> **Direction**
Go through the records and show each line where the word "JSON" occurs.

(A block of data)
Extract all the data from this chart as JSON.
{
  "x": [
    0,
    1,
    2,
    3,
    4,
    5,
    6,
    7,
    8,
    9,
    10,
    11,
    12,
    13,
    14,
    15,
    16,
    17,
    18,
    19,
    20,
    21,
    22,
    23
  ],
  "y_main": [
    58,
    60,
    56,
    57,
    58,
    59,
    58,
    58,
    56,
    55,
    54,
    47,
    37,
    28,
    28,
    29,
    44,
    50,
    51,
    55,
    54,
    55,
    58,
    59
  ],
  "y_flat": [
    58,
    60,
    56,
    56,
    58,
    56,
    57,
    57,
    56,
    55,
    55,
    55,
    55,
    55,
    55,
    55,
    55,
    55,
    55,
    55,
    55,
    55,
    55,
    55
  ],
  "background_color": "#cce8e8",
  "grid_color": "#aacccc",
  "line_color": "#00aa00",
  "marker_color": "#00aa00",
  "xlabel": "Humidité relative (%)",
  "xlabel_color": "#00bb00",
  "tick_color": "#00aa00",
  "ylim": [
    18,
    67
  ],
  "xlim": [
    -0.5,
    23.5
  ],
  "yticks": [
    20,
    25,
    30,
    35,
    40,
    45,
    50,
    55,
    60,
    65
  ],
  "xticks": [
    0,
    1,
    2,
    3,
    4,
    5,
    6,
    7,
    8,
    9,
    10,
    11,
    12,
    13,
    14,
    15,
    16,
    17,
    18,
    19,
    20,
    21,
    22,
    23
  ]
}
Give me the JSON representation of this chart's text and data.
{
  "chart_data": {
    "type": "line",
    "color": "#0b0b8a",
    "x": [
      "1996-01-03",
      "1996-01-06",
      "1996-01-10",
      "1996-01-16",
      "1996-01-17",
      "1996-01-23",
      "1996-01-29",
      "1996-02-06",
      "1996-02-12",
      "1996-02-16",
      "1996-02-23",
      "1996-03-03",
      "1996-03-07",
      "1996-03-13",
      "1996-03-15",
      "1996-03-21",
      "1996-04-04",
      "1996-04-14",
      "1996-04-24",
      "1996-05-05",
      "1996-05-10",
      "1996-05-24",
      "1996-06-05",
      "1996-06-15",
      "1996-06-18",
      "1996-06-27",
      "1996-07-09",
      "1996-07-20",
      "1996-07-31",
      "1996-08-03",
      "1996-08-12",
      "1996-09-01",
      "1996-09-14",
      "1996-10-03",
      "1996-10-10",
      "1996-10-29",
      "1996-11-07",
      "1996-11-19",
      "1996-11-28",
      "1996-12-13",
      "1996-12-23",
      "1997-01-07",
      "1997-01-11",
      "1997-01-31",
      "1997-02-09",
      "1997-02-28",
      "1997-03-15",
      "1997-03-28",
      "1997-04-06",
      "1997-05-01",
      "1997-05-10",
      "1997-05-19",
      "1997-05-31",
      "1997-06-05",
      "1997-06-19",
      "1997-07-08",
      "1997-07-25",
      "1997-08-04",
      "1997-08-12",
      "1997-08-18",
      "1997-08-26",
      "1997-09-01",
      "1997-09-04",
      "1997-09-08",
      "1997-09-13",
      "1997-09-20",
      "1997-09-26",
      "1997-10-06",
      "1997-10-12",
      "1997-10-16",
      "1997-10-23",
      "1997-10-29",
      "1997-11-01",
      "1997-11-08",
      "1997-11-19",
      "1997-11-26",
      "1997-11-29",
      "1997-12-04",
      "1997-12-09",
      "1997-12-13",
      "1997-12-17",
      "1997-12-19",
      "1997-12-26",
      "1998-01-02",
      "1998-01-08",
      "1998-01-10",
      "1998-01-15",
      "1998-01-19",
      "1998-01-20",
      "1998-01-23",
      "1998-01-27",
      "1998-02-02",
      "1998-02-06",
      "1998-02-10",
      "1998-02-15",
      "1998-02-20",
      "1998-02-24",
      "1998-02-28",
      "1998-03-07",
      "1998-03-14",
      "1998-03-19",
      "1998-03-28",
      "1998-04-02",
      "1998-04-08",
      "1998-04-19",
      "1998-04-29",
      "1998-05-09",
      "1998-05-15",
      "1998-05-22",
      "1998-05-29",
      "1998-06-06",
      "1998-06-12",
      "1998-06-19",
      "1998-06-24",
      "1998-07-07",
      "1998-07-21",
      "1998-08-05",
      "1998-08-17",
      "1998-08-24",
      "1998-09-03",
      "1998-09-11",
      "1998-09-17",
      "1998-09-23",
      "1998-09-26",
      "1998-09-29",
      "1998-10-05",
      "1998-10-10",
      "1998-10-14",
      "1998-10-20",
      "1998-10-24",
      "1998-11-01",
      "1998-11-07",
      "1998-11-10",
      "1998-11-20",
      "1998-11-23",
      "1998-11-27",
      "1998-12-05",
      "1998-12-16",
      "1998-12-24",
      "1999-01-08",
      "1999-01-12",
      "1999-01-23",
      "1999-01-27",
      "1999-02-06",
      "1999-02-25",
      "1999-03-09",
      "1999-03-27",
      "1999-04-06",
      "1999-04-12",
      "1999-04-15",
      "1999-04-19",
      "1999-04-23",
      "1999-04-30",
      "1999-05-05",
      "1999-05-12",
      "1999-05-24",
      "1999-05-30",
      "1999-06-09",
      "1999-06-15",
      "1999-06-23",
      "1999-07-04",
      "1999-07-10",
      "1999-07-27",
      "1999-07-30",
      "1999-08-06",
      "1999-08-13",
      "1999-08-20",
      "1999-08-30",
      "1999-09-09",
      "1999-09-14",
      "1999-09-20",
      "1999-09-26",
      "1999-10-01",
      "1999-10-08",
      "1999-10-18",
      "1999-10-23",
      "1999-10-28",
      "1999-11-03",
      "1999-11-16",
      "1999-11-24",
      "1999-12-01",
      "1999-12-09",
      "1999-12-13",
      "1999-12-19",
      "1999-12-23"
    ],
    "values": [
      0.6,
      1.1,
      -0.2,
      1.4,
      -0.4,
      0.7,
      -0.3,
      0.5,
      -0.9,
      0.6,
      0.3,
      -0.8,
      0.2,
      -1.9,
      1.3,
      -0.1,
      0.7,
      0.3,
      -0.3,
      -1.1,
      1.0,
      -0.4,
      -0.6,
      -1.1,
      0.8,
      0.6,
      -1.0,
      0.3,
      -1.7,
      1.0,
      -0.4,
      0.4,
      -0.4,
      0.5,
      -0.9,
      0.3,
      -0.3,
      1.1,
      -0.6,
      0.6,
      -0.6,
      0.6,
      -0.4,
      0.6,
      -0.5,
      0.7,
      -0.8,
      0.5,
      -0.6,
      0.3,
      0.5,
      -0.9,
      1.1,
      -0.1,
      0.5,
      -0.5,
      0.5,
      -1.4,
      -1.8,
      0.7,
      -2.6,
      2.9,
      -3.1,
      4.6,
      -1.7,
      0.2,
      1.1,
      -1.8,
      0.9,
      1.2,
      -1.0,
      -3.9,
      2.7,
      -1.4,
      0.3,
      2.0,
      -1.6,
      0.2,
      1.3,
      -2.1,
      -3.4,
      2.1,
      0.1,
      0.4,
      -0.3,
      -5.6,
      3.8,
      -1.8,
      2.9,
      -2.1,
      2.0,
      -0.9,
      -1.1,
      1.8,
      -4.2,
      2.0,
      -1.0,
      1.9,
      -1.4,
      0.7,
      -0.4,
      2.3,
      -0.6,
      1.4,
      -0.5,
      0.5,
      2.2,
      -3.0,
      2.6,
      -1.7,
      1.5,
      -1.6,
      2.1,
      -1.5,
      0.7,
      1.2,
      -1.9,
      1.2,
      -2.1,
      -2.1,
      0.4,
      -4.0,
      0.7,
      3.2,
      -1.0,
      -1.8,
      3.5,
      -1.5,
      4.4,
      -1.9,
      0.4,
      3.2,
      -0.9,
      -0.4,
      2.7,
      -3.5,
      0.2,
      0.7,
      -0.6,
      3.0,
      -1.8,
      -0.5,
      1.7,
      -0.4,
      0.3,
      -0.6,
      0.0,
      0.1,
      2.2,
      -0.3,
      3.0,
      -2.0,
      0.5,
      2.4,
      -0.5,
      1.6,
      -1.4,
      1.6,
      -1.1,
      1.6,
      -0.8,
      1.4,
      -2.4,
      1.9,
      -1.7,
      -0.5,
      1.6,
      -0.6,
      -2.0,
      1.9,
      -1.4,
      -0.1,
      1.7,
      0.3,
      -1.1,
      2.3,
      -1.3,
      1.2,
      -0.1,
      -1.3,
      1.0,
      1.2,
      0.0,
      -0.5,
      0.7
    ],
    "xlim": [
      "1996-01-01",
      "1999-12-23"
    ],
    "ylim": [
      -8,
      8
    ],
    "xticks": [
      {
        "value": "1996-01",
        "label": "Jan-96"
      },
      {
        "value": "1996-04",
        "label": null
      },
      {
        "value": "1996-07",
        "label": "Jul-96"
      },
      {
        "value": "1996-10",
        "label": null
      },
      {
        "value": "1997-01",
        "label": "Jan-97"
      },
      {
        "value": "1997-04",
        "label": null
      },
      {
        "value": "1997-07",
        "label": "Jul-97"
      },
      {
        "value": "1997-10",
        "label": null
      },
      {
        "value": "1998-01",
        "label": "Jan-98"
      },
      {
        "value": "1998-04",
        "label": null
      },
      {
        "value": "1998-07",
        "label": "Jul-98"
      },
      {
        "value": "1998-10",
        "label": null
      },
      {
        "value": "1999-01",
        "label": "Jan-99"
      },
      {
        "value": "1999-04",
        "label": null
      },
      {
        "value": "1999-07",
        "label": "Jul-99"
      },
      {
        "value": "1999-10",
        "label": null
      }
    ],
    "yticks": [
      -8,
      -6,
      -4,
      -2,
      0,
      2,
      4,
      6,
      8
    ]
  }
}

> **Correct response**
Extract all the data from this chart as JSON.
Give me the JSON representation of this chart's text and data.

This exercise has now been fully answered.